Stated task A
In the forum thread, why does Foxee say "I guess I'm a ghost"?

Document passage

This is my experience, too. I've explained some line of reasoning to people before and more than once the reply was a silence long enough to get a little awkward and then, "You think too much."

Isn't that what brains are for? Why not enjoy having them?


----------



## SueC (Jan 15, 2021)

Foxee said:


> This is my experience, too. I've explained some line of reasoning to people before and more than once the reply was a silence long enough to get a little awkward and then, "You think too much."
> 
> Isn't that what brains are for? Why not enjoy having them?


Yes! I have been told I am a deep thinker too! I love exploring different options, but sometimes it's hard to find a listener. Now I have found one! Yay!


----------



## qwertyman (Jan 15, 2021)

Foxee said:


> Isn't that what brains are for? Why not enjoy having them?



Funny you should say that, I was feeling a little dizzy t'other day and the Quack sent me for a brain scan... and they couldn't find it.


----------



## Foxee (Jan 15, 2021)

qwertyman said:


> Funny you should say that, I was feeling a little dizzy t'other day and the Quack sent me for a brain scan... and they couldn't find it.


LOL well, the first time I got fingerprinted for my new employer it didn't work and I was sent back to try again. Second time the FBI just sent me a letter saying that I have no prints so I guess I'm a ghost. Want to team up? All we need is someone who's heartless and we have a merry crew to do...something. Be in a novel, probably.


----------



## BrandonTheWriter (Jan 15, 2021)

Foxee said:


> This is my experience, too. I've explained some line of reasoning to people before and more than once the reply was a silence long enough to get a little awkward and then, "You think too much."
> 
> Isn't that what brains are for? Why not enjoy having them?



Perhaps they have a point, at least in my case. I definitely do think _too much.

_It's part of the reason I have so much social anxiety.


----------



## qwertyman (Jan 15, 2021)

Foxee said:


> LOL well, the first time I got fingerprinted for my new employer it didn't work and I was sent back to try again. Second time the FBI just sent me a letter saying that I have no prints so I guess I'm a ghost. Want to team up? All we need is someone who's heartless and we have a merry crew to do...something. Be in a novel, probably.



if everyone brought a yellow brick we might get somewhere. Wouldn’t that be wizard?


----------



## Xander416 (Jan 18, 2021)

People that pronounce the word coupon as "Q-pon." It makes me want to punch them at times, I kid you not.


----------



## qwertyman (Jan 19, 2021)

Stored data

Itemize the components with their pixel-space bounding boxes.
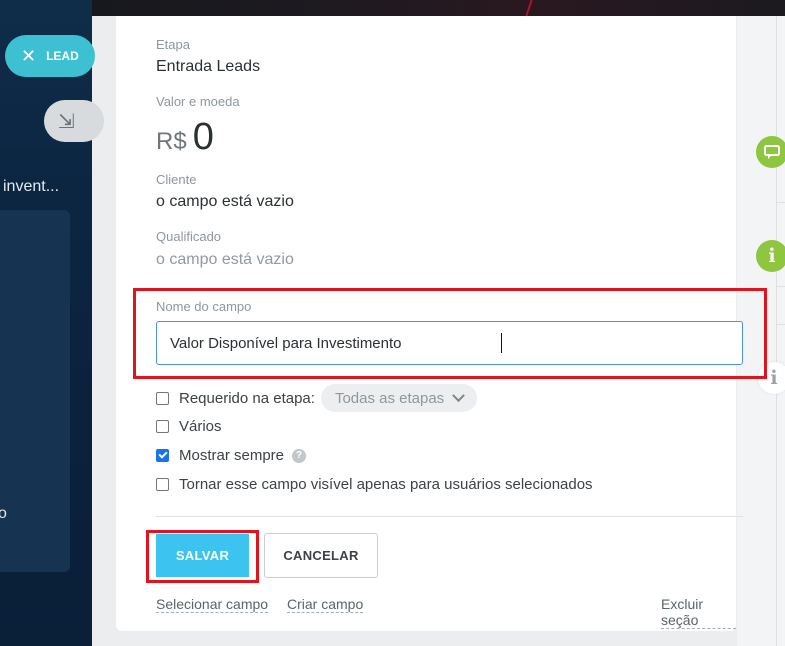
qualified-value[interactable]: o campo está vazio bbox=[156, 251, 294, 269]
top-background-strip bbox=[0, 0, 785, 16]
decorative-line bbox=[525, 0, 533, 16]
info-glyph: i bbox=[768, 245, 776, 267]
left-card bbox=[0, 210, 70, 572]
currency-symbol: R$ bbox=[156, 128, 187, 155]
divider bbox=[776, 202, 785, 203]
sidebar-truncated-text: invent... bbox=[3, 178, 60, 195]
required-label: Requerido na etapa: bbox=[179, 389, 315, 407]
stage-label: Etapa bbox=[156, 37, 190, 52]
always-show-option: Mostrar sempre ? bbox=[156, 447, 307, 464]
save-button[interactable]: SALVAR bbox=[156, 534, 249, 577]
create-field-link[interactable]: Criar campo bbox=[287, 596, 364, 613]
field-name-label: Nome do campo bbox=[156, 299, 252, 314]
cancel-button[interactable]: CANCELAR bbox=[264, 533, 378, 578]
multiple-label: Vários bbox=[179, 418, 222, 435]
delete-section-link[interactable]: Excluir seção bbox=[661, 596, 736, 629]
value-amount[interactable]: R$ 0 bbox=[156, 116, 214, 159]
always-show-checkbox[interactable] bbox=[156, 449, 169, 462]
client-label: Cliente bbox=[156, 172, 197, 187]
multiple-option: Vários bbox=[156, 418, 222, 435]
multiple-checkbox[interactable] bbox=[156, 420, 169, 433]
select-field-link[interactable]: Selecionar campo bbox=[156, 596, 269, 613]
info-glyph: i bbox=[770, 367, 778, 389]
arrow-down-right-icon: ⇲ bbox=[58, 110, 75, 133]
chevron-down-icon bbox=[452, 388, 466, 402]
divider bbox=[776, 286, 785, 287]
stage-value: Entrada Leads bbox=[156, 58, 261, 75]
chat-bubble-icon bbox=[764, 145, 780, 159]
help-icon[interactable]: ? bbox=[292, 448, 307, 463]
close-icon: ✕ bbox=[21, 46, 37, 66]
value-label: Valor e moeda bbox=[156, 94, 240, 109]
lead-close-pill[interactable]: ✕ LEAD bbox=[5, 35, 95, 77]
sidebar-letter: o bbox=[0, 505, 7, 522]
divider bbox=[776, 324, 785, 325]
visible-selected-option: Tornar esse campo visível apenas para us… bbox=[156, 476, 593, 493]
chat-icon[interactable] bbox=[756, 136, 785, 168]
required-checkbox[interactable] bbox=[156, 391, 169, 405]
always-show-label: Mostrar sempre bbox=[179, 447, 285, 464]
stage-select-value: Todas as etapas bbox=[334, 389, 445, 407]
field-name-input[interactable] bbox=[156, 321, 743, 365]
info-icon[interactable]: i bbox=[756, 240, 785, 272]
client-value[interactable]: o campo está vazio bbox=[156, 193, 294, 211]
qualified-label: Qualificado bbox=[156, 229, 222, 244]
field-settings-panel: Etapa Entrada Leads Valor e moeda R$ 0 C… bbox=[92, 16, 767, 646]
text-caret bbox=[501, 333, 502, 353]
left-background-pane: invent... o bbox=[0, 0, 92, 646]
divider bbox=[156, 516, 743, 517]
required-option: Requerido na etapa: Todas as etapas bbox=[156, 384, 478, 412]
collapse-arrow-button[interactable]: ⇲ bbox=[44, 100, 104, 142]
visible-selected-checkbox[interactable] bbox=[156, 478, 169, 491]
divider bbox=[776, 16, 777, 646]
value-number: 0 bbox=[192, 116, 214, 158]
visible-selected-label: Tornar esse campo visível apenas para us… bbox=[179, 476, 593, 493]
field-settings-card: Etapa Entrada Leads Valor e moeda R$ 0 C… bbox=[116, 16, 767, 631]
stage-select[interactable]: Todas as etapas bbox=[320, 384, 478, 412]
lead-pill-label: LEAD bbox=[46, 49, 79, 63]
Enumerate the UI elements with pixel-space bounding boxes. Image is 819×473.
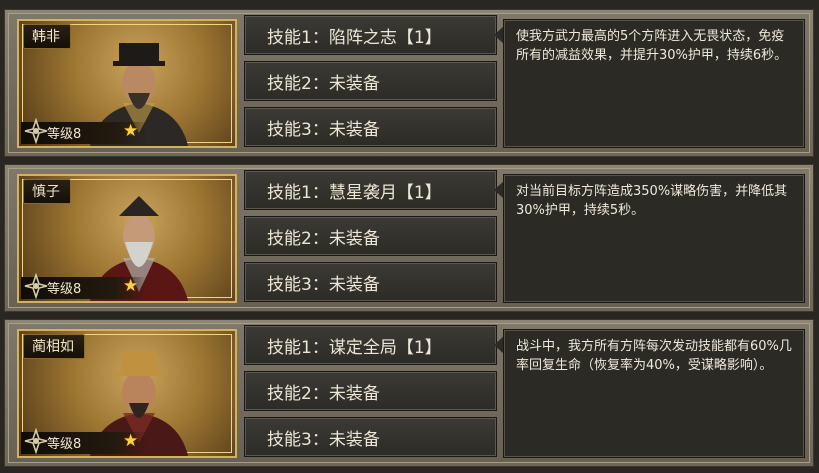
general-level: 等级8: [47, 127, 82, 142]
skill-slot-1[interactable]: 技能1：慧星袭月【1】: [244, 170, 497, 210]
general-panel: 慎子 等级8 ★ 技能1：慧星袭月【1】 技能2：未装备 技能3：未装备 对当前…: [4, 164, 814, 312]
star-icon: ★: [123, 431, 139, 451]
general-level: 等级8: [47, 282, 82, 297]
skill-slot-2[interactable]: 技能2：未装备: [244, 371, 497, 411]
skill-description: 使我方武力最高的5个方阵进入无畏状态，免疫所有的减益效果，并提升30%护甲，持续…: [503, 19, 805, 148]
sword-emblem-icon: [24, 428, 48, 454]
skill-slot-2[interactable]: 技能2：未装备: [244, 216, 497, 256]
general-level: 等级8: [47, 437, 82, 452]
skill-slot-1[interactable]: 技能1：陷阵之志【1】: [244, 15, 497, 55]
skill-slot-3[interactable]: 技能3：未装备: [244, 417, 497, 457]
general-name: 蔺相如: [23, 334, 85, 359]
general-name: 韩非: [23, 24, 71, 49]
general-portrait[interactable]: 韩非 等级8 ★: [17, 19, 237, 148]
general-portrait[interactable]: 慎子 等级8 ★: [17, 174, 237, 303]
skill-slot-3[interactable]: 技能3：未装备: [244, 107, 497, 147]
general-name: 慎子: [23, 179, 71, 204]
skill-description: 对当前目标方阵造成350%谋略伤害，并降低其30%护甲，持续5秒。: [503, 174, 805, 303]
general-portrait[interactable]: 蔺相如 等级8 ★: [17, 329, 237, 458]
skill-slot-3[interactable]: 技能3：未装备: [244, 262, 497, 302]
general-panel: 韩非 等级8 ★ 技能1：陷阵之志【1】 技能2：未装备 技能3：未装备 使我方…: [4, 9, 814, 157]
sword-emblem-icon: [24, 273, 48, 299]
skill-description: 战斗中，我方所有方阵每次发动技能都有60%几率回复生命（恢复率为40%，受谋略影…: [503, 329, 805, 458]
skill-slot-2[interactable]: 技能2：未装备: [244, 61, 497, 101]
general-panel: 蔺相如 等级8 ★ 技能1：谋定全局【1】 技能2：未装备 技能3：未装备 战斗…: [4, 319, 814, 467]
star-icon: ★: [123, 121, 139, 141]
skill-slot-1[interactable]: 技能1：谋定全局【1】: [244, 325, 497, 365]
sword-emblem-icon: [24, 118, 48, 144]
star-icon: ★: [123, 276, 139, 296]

* * *

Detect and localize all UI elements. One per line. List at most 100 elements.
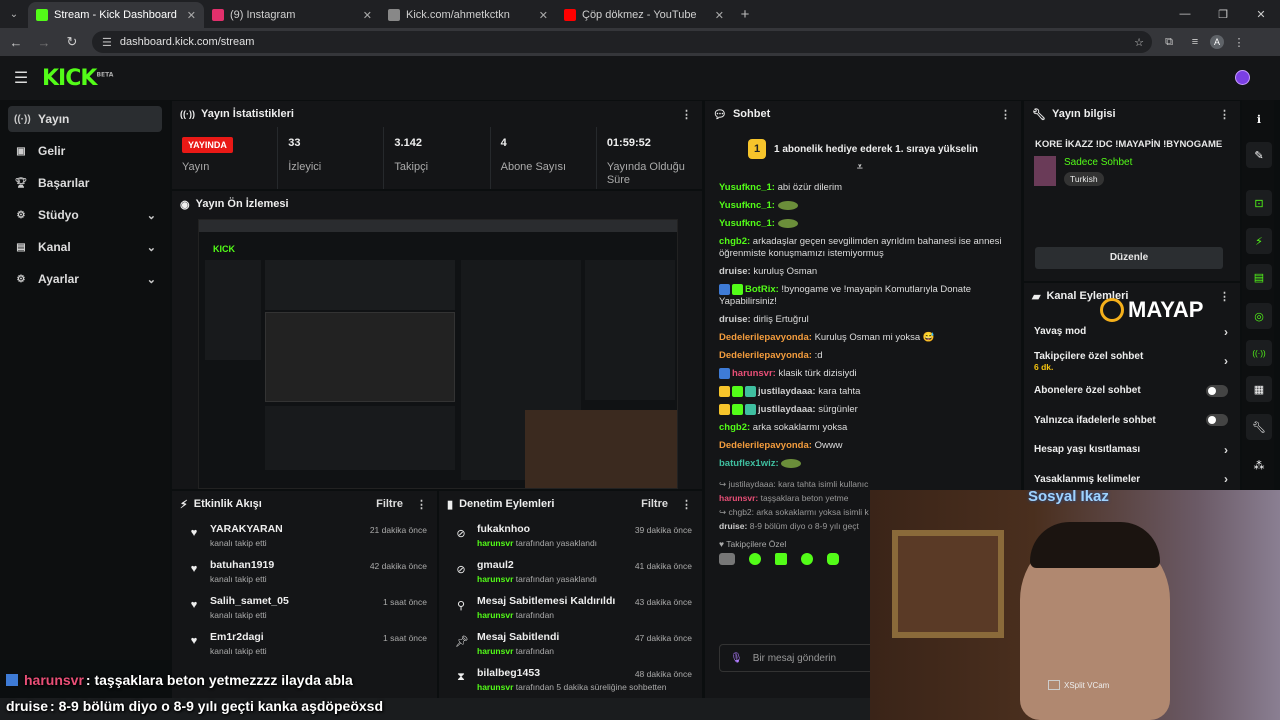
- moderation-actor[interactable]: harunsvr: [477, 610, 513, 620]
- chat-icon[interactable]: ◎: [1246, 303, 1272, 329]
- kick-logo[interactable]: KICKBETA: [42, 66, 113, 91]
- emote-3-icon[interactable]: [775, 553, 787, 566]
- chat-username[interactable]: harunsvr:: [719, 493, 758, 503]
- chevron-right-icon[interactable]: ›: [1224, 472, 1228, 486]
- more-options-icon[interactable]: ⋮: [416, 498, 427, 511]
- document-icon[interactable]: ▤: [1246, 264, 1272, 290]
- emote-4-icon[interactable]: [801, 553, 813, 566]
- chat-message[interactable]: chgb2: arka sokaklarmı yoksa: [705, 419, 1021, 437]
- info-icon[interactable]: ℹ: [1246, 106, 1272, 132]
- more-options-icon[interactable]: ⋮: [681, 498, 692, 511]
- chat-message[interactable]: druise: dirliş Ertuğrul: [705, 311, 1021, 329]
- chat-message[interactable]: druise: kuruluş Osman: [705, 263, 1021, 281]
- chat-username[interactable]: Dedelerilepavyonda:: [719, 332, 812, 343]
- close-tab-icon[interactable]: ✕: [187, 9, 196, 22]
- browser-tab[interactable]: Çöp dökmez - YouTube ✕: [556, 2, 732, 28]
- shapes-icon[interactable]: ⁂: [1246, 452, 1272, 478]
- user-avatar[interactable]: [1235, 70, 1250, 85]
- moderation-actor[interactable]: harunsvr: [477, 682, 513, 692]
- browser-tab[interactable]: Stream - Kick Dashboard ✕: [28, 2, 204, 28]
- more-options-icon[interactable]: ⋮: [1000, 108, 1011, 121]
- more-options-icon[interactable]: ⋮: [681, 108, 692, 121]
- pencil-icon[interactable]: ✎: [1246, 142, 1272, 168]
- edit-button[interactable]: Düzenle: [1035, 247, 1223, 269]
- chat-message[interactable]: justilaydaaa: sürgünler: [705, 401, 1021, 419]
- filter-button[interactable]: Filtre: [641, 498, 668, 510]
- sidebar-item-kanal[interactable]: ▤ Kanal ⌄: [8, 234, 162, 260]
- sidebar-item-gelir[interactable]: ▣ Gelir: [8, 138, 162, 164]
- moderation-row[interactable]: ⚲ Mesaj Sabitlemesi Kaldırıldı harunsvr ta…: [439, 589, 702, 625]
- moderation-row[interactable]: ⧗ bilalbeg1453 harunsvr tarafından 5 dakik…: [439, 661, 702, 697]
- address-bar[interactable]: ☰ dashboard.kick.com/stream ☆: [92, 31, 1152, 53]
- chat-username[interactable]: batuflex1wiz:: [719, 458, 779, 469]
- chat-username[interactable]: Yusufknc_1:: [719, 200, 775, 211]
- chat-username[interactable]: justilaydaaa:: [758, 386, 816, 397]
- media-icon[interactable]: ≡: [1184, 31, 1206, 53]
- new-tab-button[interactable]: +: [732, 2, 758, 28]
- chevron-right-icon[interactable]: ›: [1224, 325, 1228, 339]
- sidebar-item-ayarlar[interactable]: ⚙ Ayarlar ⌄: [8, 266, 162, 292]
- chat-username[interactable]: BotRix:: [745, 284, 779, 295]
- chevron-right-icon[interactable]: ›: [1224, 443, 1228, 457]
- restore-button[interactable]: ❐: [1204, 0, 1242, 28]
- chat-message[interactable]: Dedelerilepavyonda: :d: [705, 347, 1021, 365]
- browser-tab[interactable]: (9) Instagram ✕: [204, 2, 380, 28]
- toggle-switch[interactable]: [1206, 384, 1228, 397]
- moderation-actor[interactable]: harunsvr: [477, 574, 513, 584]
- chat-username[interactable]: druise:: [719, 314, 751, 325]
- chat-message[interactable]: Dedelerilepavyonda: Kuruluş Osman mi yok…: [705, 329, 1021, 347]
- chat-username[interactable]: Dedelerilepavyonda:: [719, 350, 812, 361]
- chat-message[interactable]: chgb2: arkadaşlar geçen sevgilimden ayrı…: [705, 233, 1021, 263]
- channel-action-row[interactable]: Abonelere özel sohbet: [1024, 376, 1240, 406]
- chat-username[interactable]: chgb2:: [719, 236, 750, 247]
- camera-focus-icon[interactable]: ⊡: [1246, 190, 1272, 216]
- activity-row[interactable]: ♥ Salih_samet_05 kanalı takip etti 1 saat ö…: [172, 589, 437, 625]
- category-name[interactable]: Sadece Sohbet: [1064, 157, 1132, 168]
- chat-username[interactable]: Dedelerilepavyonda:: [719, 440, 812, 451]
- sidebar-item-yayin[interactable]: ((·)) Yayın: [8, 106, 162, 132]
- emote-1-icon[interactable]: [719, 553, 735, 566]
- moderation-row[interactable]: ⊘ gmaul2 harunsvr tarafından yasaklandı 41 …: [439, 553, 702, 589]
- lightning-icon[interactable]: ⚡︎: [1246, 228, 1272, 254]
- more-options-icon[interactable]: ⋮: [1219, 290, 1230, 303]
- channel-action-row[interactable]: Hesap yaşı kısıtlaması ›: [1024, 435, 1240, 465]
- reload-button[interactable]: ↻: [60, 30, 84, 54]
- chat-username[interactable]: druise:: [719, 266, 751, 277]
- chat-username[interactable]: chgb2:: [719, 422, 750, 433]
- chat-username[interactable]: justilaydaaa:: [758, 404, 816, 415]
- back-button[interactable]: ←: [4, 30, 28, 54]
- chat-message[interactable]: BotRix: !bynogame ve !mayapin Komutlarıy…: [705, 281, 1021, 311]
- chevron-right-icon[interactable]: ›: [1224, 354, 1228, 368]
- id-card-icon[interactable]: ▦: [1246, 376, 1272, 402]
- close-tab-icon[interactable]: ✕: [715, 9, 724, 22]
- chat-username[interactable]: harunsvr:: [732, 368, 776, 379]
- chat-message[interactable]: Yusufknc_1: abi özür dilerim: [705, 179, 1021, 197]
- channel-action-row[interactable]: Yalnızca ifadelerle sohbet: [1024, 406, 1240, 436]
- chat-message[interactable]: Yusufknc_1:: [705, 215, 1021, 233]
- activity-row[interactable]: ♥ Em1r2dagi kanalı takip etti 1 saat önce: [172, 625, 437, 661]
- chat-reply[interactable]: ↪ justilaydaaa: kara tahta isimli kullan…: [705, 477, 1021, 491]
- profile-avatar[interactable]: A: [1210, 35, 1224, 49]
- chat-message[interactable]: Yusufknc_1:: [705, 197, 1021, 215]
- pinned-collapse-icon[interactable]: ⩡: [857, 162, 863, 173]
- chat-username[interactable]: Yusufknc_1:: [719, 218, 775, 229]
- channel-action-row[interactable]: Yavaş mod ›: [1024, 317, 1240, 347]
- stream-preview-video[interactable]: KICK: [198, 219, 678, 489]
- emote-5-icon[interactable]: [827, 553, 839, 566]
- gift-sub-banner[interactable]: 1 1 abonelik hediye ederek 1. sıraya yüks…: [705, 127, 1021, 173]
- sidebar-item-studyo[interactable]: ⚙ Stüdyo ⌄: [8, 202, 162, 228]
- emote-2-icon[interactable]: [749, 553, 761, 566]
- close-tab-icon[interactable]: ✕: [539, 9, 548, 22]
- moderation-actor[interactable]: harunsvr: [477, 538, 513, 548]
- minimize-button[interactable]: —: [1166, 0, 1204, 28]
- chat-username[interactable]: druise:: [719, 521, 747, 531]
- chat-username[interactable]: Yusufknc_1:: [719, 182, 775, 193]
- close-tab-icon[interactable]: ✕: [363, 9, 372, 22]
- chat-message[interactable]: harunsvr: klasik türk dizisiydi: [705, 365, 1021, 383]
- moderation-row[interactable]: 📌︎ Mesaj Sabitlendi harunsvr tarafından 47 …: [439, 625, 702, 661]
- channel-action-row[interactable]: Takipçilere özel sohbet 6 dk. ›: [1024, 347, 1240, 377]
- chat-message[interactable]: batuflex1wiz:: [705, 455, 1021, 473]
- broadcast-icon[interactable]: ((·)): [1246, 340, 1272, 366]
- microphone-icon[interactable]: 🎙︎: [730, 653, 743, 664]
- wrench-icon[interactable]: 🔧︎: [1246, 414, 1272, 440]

---

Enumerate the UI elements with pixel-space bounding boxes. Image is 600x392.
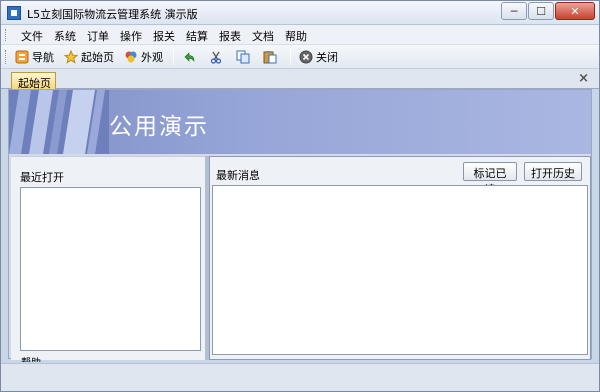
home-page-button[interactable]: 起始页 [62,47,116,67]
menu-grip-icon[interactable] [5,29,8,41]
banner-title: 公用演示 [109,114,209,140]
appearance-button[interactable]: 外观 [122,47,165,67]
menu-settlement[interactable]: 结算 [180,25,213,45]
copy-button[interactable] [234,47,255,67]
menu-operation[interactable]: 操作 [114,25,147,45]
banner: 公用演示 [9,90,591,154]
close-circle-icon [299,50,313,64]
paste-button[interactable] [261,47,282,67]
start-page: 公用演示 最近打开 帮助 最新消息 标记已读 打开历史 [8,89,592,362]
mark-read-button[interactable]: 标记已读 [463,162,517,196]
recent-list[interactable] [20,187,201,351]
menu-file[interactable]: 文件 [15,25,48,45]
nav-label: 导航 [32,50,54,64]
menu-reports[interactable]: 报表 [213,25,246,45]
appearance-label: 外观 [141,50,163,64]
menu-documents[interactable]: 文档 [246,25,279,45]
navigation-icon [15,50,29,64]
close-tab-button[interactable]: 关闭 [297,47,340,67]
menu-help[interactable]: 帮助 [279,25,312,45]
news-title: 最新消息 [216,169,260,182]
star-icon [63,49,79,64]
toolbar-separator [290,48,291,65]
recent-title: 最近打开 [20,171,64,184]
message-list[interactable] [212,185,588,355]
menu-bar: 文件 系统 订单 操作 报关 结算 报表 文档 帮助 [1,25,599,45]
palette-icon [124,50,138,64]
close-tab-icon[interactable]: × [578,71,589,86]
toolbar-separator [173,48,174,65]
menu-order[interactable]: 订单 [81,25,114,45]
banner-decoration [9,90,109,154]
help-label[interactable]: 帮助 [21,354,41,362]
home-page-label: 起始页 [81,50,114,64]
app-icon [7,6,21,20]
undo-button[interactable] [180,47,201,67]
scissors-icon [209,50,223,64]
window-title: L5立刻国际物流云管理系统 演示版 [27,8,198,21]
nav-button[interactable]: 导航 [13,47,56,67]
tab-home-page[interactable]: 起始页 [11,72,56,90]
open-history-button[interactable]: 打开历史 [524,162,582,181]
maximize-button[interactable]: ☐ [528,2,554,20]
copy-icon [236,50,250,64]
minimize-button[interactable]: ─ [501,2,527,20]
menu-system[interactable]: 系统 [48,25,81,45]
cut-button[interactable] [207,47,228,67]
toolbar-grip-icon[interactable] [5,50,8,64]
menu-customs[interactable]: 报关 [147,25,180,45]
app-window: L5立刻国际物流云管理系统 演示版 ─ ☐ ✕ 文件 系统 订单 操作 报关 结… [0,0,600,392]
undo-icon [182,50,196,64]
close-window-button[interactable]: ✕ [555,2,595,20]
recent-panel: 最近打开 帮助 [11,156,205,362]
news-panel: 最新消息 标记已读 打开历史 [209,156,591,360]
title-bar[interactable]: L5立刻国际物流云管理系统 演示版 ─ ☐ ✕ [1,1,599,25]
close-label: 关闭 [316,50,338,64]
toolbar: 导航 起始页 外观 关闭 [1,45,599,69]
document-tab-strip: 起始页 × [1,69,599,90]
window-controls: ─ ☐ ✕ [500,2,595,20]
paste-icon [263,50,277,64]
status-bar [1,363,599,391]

Stated task B
From the stored data listing, copy out the lines between the line holding "- moderation-actor[interactable]: harunsvr: [477, 610, 513, 620]" and the line holding "- chat-username[interactable]: Yusufknc_1:: [719, 200, 775, 211]", inclusive.

Written solution A
Foxee's first fingerprinting for a new employer didn't work. After a second attempt, the FBI sent a letter saying Foxee has no prints.

Written solution B
- moderation-actor[interactable]: harunsvr: [477, 610, 513, 620]
- chat-icon[interactable]: ◎: [1246, 303, 1272, 329]
- kick-logo[interactable]: KICKBETA: [42, 66, 113, 91]
- emote-3-icon[interactable]: [775, 553, 787, 566]
- chat-username[interactable]: harunsvr:: [719, 493, 758, 503]
- chevron-right-icon[interactable]: ›: [1224, 472, 1228, 486]
- more-options-icon[interactable]: ⋮: [416, 498, 427, 511]
- document-icon[interactable]: ▤: [1246, 264, 1272, 290]
- emote-4-icon[interactable]: [801, 553, 813, 566]
- chat-message[interactable]: chgb2: arka sokaklarmı yoksa: [705, 419, 1021, 437]
- info-icon[interactable]: ℹ: [1246, 106, 1272, 132]
- more-options-icon[interactable]: ⋮: [681, 498, 692, 511]
- chat-message[interactable]: druise: dirliş Ertuğrul: [705, 311, 1021, 329]
- chat-message[interactable]: druise: kuruluş Osman: [705, 263, 1021, 281]
- chat-username[interactable]: Dedelerilepavyonda:: [719, 332, 812, 343]
- close-tab-icon[interactable]: ✕: [187, 9, 196, 22]
- browser-tab[interactable]: Çöp dökmez - YouTube ✕: [556, 2, 732, 28]
- shapes-icon[interactable]: ⁂: [1246, 452, 1272, 478]
- user-avatar[interactable]: [1235, 70, 1250, 85]
- moderation-actor[interactable]: harunsvr: [477, 682, 513, 692]
- browser-tab[interactable]: Stream - Kick Dashboard ✕: [28, 2, 204, 28]
- more-options-icon[interactable]: ⋮: [1000, 108, 1011, 121]
- more-options-icon[interactable]: ⋮: [681, 108, 692, 121]
- pencil-icon[interactable]: ✎: [1246, 142, 1272, 168]
- edit-button[interactable]: Düzenle: [1035, 247, 1223, 269]
- chat-message[interactable]: justilaydaaa: sürgünler: [705, 401, 1021, 419]
- filter-button[interactable]: Filtre: [641, 498, 668, 510]
- sidebar-item-kanal[interactable]: ▤ Kanal ⌄: [8, 234, 162, 260]
- sidebar-item-gelir[interactable]: ▣ Gelir: [8, 138, 162, 164]
- moderation-row[interactable]: ⚲ Mesaj Sabitlemesi Kaldırıldı harunsvr ta…: [439, 589, 702, 625]
- moderation-row[interactable]: ⧗ bilalbeg1453 harunsvr tarafından 5 dakik…: [439, 661, 702, 697]
- address-bar[interactable]: ☰ dashboard.kick.com/stream ☆: [92, 31, 1152, 53]
- chat-username[interactable]: batuflex1wiz:: [719, 458, 779, 469]
- chat-username[interactable]: Yusufknc_1:: [719, 200, 775, 211]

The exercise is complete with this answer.